*Records provided*:
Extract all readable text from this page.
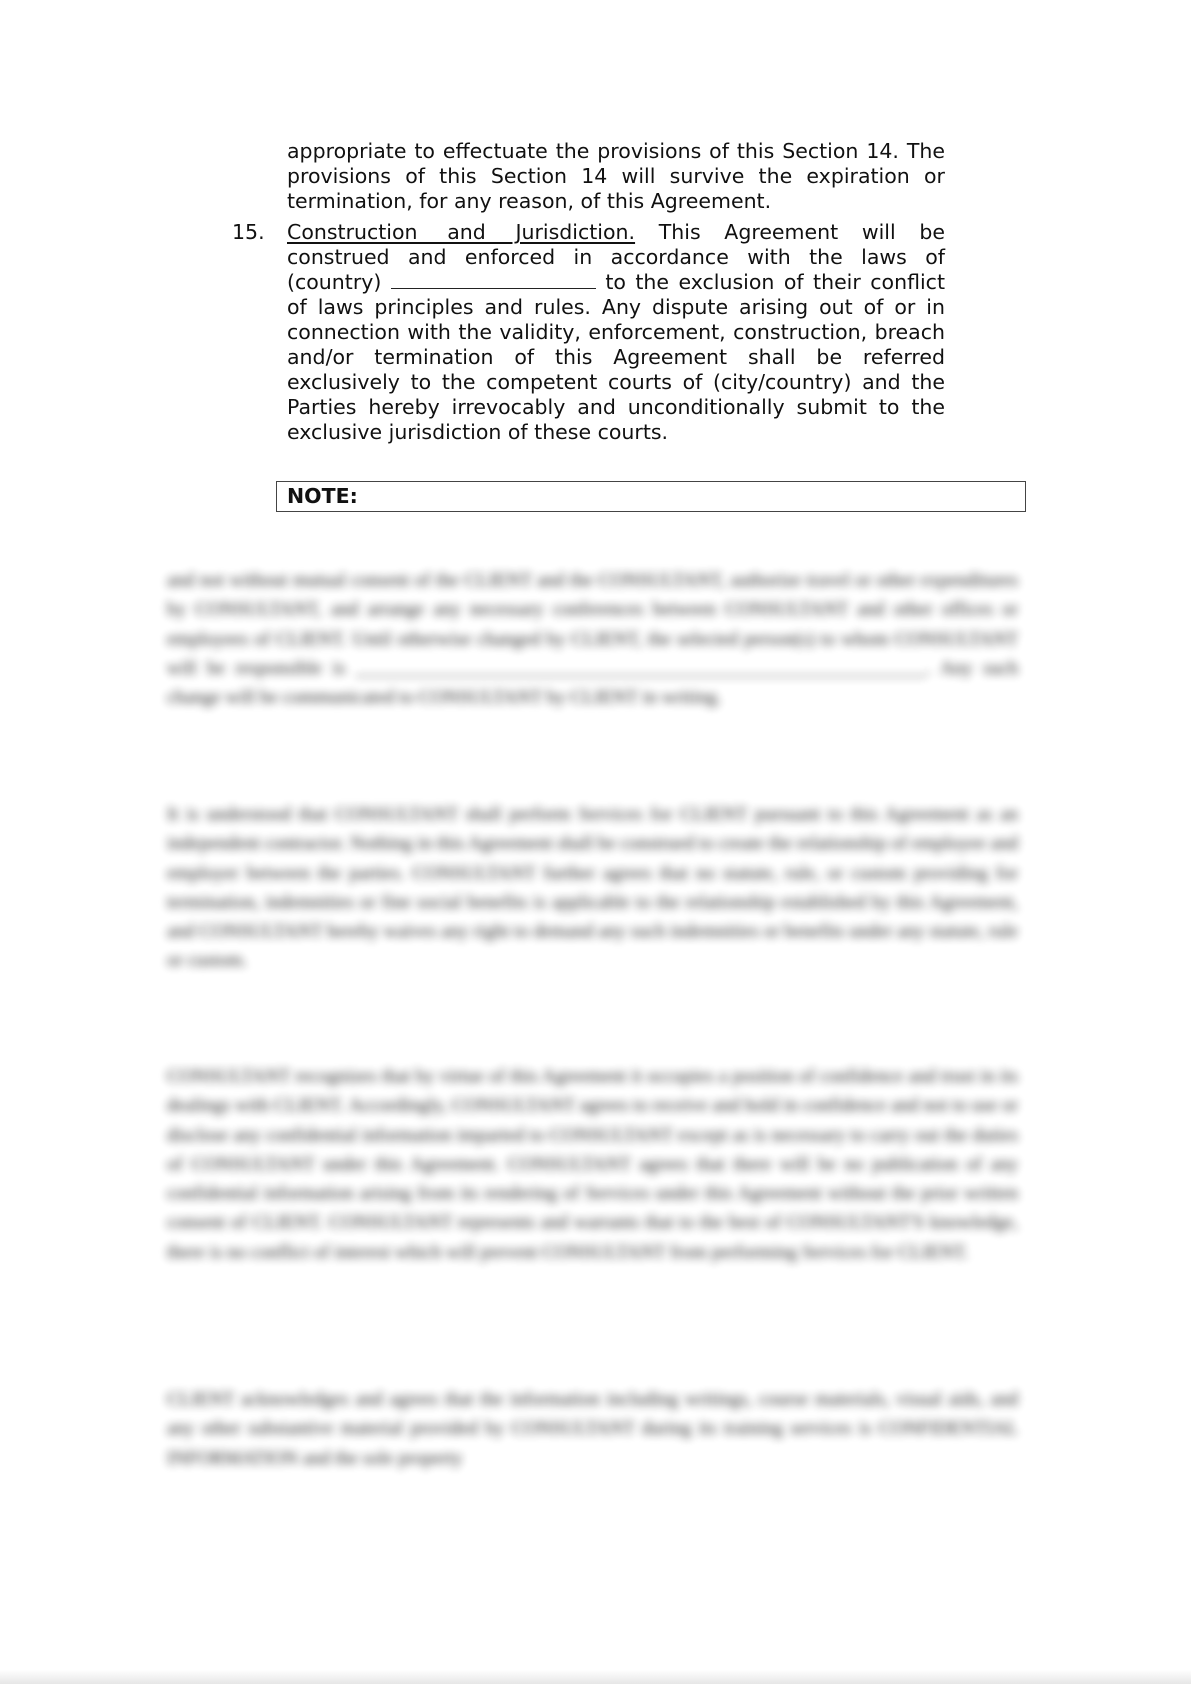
appropriate to effectuate the provisions of this Section 14. The provisions of this Section 14 will survive the expiration or termination, for any reason, of this Agreement.

15. Construction and Jurisdiction. This Agreement will be construed and enforced in accordance with the laws of (country)	to the exclusion of their conflict of laws principles and rules. Any dispute arising out of or in connection with the validity, enforcement, construction, breach and/or termination of this Agreement shall be referred exclusively to the competent courts of (city/country) and the Parties hereby irrevocably and unconditionally submit to the exclusive jurisdiction of these courts.

NOTE:

and not without mutual consent of the CLIENT and the CONSULTANT, authorize travel or other expenditures by CONSULTANT, and arrange any necessary conferences between CONSULTANT and other offices or employees of CLIENT. Until otherwise changed by CLIENT, the selected person(s) to whom CONSULTANT will be responsible is ____________________________________________________________. Any such change will be communicated to CONSULTANT by CLIENT in writing.

It is understood that CONSULTANT shall perform Services for CLIENT pursuant to this Agreement as an independent contractor. Nothing in this Agreement shall be construed to create the relationship of employee and employer between the parties. CONSULTANT further agrees that no statute, rule, or custom providing for termination, indemnities or fine social benefits is applicable to the relationship established by this Agreement, and CONSULTANT hereby waives any right to demand any such indemnities or benefits under any statute, rule or custom.

CONSULTANT recognizes that by virtue of this Agreement it occupies a position of confidence and trust in its dealings with CLIENT. Accordingly, CONSULTANT agrees to receive and hold in confidence and not to use or disclose any confidential information imparted to CONSULTANT except as is necessary to carry out the duties of CONSULTANT under this Agreement. CONSULTANT agrees that there will be no publication of any confidential information arising from its rendering of Services under this Agreement without the prior written consent of CLIENT. CONSULTANT represents and warrants that to the best of CONSULTANT'S knowledge, there is no conflict of interest which will prevent CONSULTANT from performing Services for CLIENT.

CLIENT acknowledges and agrees that the information including writings, course materials, visual aids, and any other substantive material provided by CONSULTANT during its training services is CONFIDENTIAL INFORMATION and the sole property
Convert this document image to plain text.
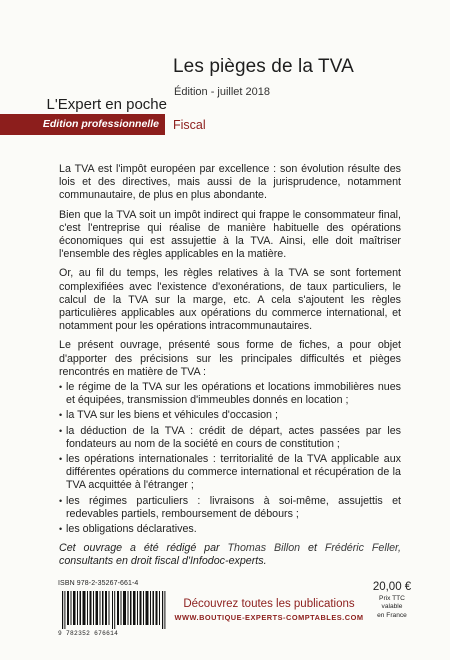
Les pièges de la TVA
Édition - juillet 2018
L'Expert en poche
Edition professionnelle Fiscal

La TVA est l'impôt européen par excellence : son évolution résulte des lois et des directives, mais aussi de la jurisprudence, notamment communautaire, de plus en plus abondante.

Bien que la TVA soit un impôt indirect qui frappe le consommateur final, c'est l'entreprise qui réalise de manière habituelle des opérations économiques qui est assujettie à la TVA. Ainsi, elle doit maîtriser l'ensemble des règles applicables en la matière.

Or, au fil du temps, les règles relatives à la TVA se sont fortement complexifiées avec l'existence d'exonérations, de taux particuliers, le calcul de la TVA sur la marge, etc. A cela s'ajoutent les règles particulières applicables aux opérations du commerce international, et notamment pour les opérations intracommunautaires.

Le présent ouvrage, présenté sous forme de fiches, a pour objet d'apporter des précisions sur les principales difficultés et pièges rencontrés en matière de TVA :

• le régime de la TVA sur les opérations et locations immobilières nues et équipées, transmission d'immeubles donnés en location ;
• la TVA sur les biens et véhicules d'occasion ;
• la déduction de la TVA : crédit de départ, actes passées par les fondateurs au nom de la société en cours de constitution ;
• les opérations internationales : territorialité de la TVA applicable aux différentes opérations du commerce international et récupération de la TVA acquittée à l'étranger ;
• les régimes particuliers : livraisons à soi-même, assujettis et redevables partiels, remboursement de débours ;
• les obligations déclaratives.

Cet ouvrage a été rédigé par Thomas Billon et Frédéric Feller, consultants en droit fiscal d'Infodoc-experts.

ISBN 978-2-35267-661-4
9 782352 676614
Découvrez toutes les publications
WWW.BOUTIQUE-EXPERTS-COMPTABLES.COM
20,00 €
Prix TTC
valable
en France
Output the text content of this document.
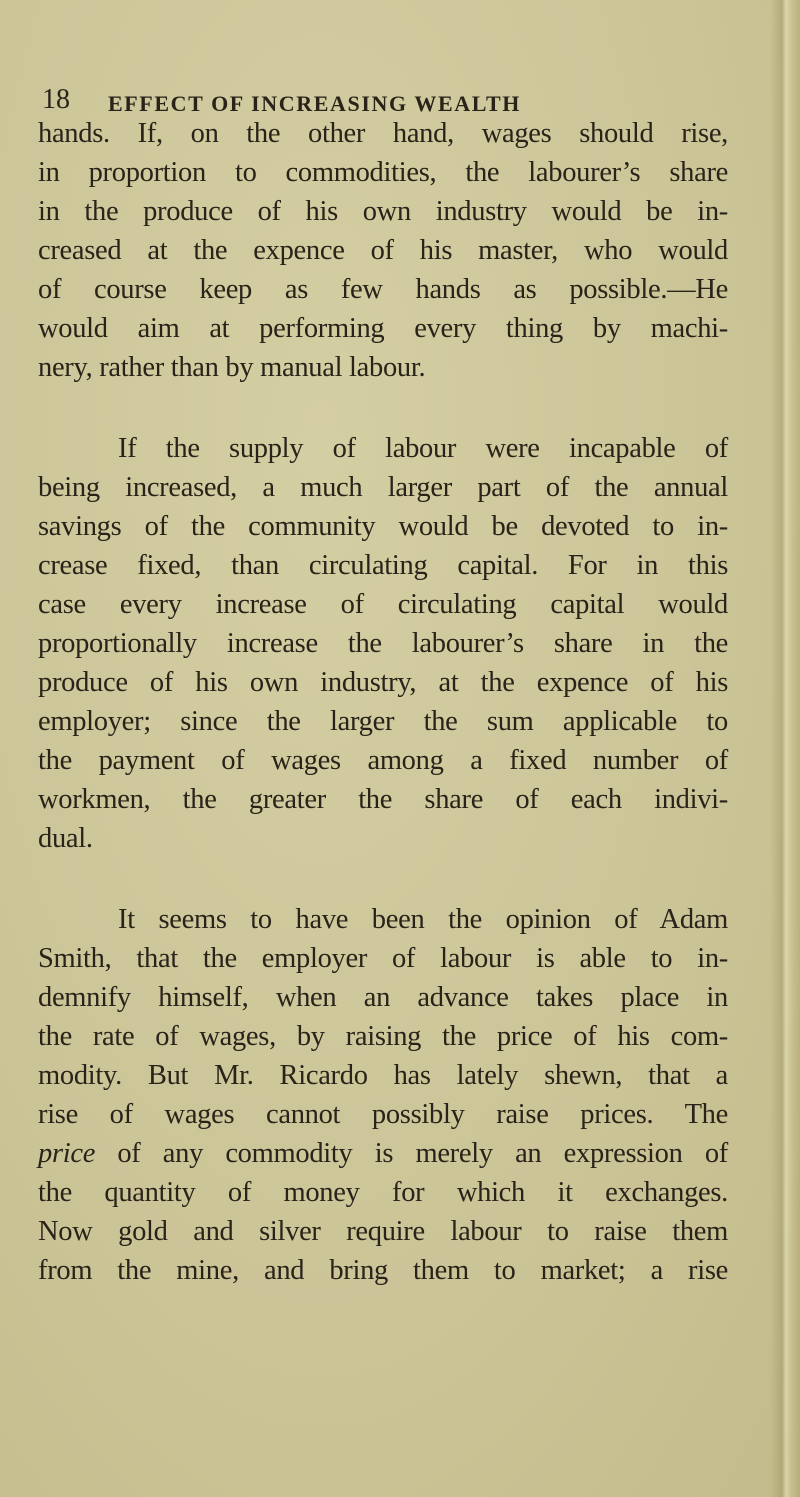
18 EFFECT OF INCREASING WEALTH

hands. If, on the other hand, wages should rise,
in proportion to commodities, the labourer’s share
in the produce of his own industry would be in-
creased at the expence of his master, who would
of course keep as few hands as possible.—He
would aim at performing every thing by machi-
nery, rather than by manual labour.

If the supply of labour were incapable of
being increased, a much larger part of the annual
savings of the community would be devoted to in-
crease fixed, than circulating capital. For in this
case every increase of circulating capital would
proportionally increase the labourer’s share in the
produce of his own industry, at the expence of his
employer; since the larger the sum applicable to
the payment of wages among a fixed number of
workmen, the greater the share of each indivi-
dual.

It seems to have been the opinion of Adam
Smith, that the employer of labour is able to in-
demnify himself, when an advance takes place in
the rate of wages, by raising the price of his com-
modity. But Mr. Ricardo has lately shewn, that a
rise of wages cannot possibly raise prices. The
price of any commodity is merely an expression of
the quantity of money for which it exchanges.
Now gold and silver require labour to raise them
from the mine, and bring them to market; a rise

*Short exercise*:
Of the lines in the data, how many contain the word "text"? Provide the number and nothing further.

*Result of this task*:
3